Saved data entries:
** begin **

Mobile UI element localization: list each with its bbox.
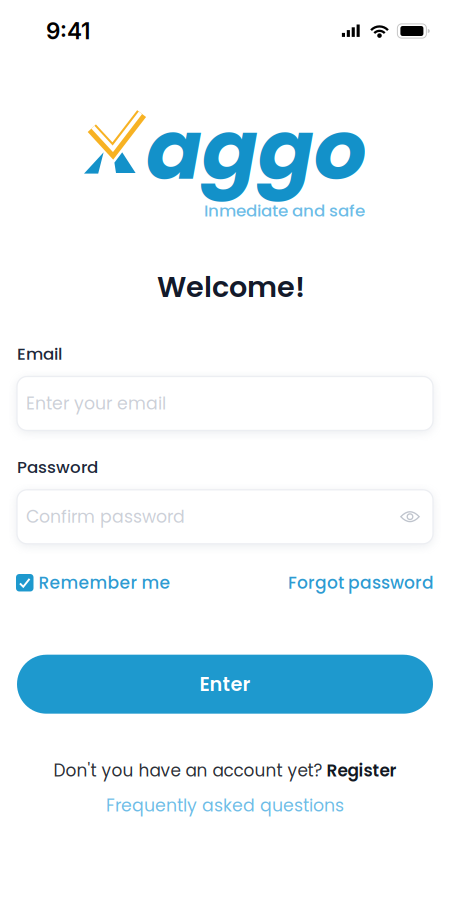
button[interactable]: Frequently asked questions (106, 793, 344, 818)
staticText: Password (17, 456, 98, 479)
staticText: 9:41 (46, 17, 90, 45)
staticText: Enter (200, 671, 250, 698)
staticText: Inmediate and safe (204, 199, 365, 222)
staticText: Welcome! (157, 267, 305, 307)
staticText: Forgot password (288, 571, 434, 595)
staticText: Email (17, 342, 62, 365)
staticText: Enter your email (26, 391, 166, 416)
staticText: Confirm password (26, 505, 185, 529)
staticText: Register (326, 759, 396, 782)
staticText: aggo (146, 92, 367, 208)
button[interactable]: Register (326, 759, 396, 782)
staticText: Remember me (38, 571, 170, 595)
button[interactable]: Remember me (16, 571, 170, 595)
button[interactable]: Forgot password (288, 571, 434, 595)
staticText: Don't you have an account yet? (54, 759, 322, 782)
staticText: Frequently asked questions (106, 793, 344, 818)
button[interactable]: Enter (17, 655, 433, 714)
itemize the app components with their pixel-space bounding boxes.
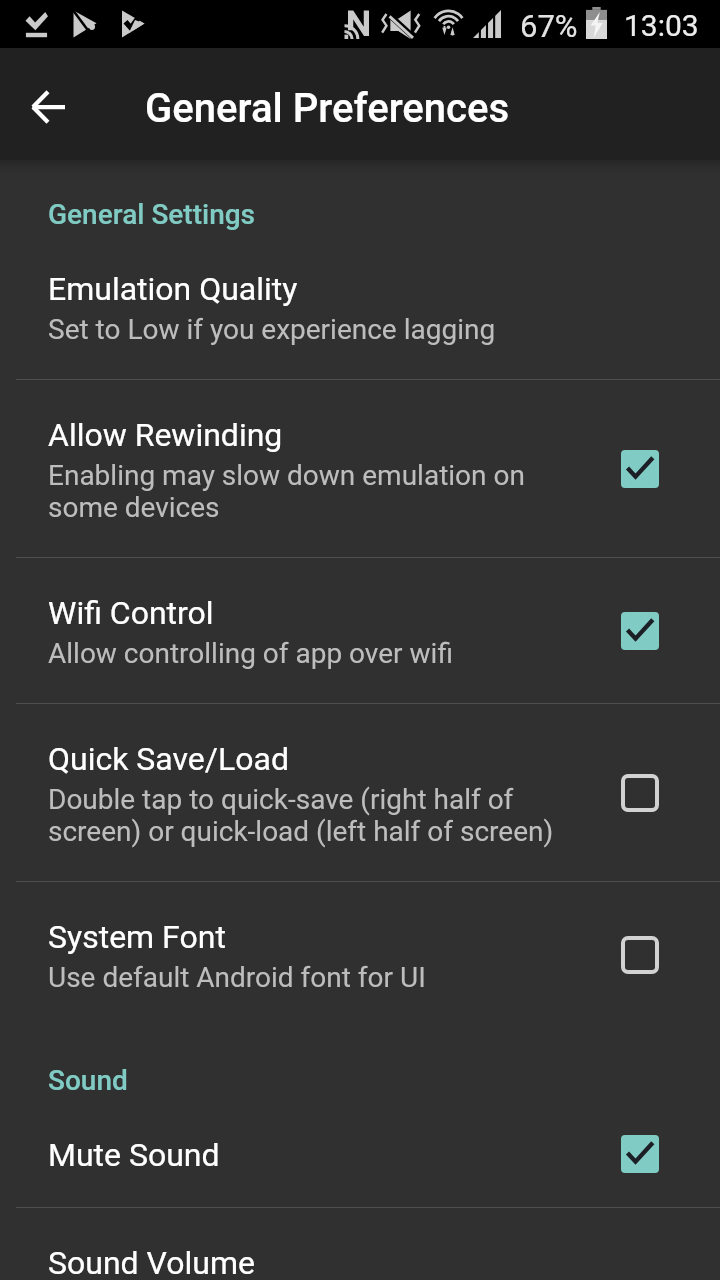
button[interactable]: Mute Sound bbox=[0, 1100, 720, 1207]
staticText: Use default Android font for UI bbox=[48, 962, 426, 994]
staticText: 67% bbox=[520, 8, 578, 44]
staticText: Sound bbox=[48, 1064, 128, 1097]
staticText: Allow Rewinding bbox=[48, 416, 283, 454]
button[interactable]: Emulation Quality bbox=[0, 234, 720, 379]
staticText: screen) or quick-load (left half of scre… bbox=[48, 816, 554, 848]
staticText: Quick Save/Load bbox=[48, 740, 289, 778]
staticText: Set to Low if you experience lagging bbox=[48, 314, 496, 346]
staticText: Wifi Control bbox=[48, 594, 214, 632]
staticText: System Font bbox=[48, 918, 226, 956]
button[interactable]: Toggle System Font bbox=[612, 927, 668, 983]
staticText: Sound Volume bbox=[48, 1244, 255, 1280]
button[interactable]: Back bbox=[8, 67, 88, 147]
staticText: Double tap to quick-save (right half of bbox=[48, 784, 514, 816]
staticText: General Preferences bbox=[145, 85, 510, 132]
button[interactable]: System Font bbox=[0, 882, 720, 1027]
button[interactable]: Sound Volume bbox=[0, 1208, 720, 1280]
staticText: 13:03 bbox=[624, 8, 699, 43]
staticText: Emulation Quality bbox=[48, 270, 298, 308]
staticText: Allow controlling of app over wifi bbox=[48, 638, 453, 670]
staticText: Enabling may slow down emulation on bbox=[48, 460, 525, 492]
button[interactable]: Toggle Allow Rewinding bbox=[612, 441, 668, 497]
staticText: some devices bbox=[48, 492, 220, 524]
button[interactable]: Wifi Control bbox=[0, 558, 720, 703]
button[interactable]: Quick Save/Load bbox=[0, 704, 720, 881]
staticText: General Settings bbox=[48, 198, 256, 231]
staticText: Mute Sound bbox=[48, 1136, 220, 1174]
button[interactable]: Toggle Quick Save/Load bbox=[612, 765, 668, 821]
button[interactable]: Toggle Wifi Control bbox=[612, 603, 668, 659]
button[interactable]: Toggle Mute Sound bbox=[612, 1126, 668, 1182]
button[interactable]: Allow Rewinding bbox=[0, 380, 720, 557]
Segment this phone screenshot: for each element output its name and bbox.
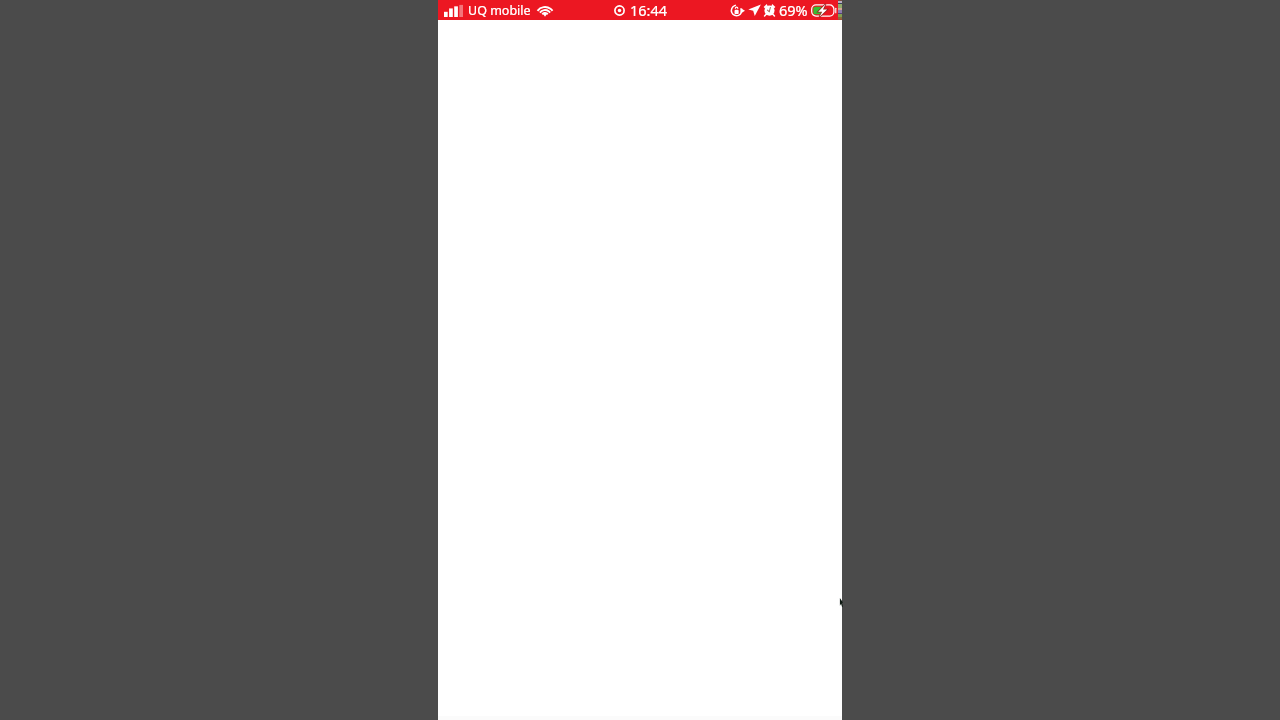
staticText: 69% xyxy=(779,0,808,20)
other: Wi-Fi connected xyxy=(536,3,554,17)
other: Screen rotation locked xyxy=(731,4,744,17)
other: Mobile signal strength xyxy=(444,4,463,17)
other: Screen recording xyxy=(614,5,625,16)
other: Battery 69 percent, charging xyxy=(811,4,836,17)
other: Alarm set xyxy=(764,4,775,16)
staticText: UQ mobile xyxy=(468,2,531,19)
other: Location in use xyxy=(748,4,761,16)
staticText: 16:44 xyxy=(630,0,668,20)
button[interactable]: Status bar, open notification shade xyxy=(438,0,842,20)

** end **

WRITTEN INSTRUCTION
Switch "Welcome" to "Hello" in the stretch of rows from the one containing "button[interactable]: Frequently asked" through the one containing "staticText: Email (17, 342, 62, 365)". Return only those rows, with everything else left the same.

ANSWER FOR THE TASK
button[interactable]: Frequently asked questions (106, 793, 344, 818)
staticText: Password (17, 456, 98, 479)
staticText: 9:41 (46, 17, 90, 45)
staticText: Enter (200, 671, 250, 698)
staticText: Inmediate and safe (204, 199, 365, 222)
staticText: Hello! (157, 267, 305, 307)
staticText: Forgot password (288, 571, 434, 595)
staticText: Email (17, 342, 62, 365)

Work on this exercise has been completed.